[Input material]:
======

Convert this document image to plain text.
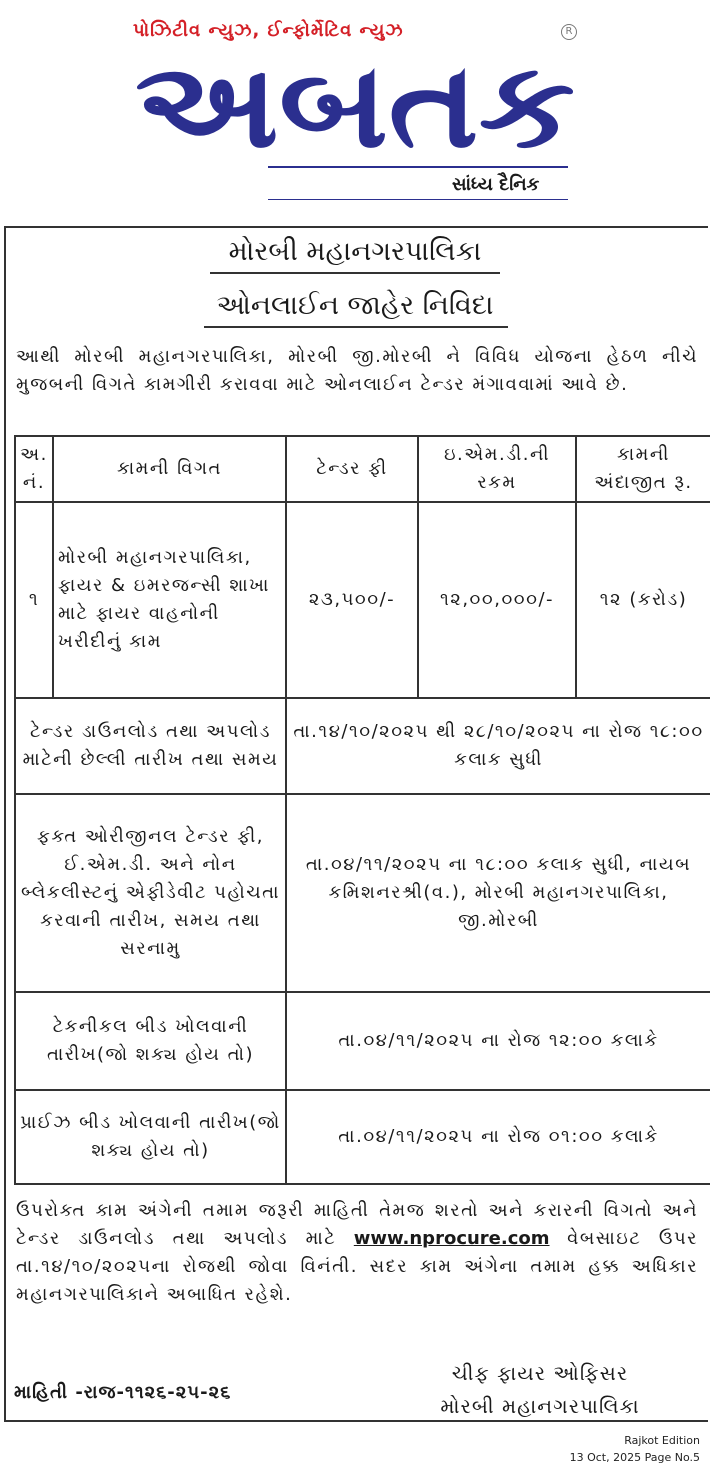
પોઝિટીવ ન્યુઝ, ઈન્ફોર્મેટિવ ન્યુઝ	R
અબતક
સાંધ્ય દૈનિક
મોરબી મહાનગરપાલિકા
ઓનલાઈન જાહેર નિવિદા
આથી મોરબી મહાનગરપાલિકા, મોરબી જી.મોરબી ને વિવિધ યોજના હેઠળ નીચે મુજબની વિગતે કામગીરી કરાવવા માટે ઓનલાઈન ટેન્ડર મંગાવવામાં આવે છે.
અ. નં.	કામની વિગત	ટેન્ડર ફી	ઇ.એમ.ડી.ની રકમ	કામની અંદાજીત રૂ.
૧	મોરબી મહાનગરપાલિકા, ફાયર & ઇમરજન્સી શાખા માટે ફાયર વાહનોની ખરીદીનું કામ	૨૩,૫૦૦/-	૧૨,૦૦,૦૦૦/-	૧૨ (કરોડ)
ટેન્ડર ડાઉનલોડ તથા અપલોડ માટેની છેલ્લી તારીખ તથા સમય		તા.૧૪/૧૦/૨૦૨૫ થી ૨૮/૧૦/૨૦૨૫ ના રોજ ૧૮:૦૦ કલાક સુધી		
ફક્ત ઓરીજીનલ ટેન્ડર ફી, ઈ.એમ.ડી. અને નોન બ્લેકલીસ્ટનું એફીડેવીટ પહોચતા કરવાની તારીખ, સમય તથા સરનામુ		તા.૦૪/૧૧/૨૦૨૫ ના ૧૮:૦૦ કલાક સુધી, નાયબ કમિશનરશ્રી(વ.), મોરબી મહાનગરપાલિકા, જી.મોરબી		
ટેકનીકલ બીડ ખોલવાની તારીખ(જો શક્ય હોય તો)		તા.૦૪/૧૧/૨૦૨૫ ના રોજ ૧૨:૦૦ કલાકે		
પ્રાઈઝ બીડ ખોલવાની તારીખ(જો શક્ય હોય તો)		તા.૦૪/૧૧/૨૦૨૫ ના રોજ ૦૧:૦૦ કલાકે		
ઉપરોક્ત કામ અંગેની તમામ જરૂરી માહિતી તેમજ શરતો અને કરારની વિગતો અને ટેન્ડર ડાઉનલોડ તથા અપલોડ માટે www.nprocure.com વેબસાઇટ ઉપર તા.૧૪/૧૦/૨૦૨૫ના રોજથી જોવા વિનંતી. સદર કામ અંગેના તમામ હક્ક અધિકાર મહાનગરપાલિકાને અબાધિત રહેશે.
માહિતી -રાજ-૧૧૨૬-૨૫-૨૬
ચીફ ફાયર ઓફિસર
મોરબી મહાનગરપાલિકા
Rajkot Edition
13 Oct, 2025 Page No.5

======

[Given task]: Set down all the entries exactly as they appear, but skip any pictures.

[Correct answer]:
Convert this document image to plain text.
પોઝિટીવ ન્યુઝ, ઈન્ફોર્મેટિવ ન્યુઝ	R
અબતક
સાંધ્ય દૈનિક
મોરબી મહાનગરપાલિકા
ઓનલાઈન જાહેર નિવિદા
આથી મોરબી મહાનગરપાલિકા, મોરબી જી.મોરબી ને વિવિધ યોજના હેઠળ નીચે મુજબની વિગતે કામગીરી કરાવવા માટે ઓનલાઈન ટેન્ડર મંગાવવામાં આવે છે.
અ. નં.	કામની વિગત	ટેન્ડર ફી	ઇ.એમ.ડી.ની રકમ	કામની અંદાજીત રૂ.
૧	મોરબી મહાનગરપાલિકા, ફાયર & ઇમરજન્સી શાખા માટે ફાયર વાહનોની ખરીદીનું કામ	૨૩,૫૦૦/-	૧૨,૦૦,૦૦૦/-	૧૨ (કરોડ)
ટેન્ડર ડાઉનલોડ તથા અપલોડ માટેની છેલ્લી તારીખ તથા સમય		તા.૧૪/૧૦/૨૦૨૫ થી ૨૮/૧૦/૨૦૨૫ ના રોજ ૧૮:૦૦ કલાક સુધી		
ફક્ત ઓરીજીનલ ટેન્ડર ફી, ઈ.એમ.ડી. અને નોન બ્લેકલીસ્ટનું એફીડેવીટ પહોચતા કરવાની તારીખ, સમય તથા સરનામુ		તા.૦૪/૧૧/૨૦૨૫ ના ૧૮:૦૦ કલાક સુધી, નાયબ કમિશનરશ્રી(વ.), મોરબી મહાનગરપાલિકા, જી.મોરબી		
ટેકનીકલ બીડ ખોલવાની તારીખ(જો શક્ય હોય તો)		તા.૦૪/૧૧/૨૦૨૫ ના રોજ ૧૨:૦૦ કલાકે		
પ્રાઈઝ બીડ ખોલવાની તારીખ(જો શક્ય હોય તો)		તા.૦૪/૧૧/૨૦૨૫ ના રોજ ૦૧:૦૦ કલાકે		
ઉપરોક્ત કામ અંગેની તમામ જરૂરી માહિતી તેમજ શરતો અને કરારની વિગતો અને ટેન્ડર ડાઉનલોડ તથા અપલોડ માટે www.nprocure.com વેબસાઇટ ઉપર તા.૧૪/૧૦/૨૦૨૫ના રોજથી જોવા વિનંતી. સદર કામ અંગેના તમામ હક્ક અધિકાર મહાનગરપાલિકાને અબાધિત રહેશે.
માહિતી -રાજ-૧૧૨૬-૨૫-૨૬
ચીફ ફાયર ઓફિસર
મોરબી મહાનગરપાલિકા
Rajkot Edition
13 Oct, 2025 Page No.5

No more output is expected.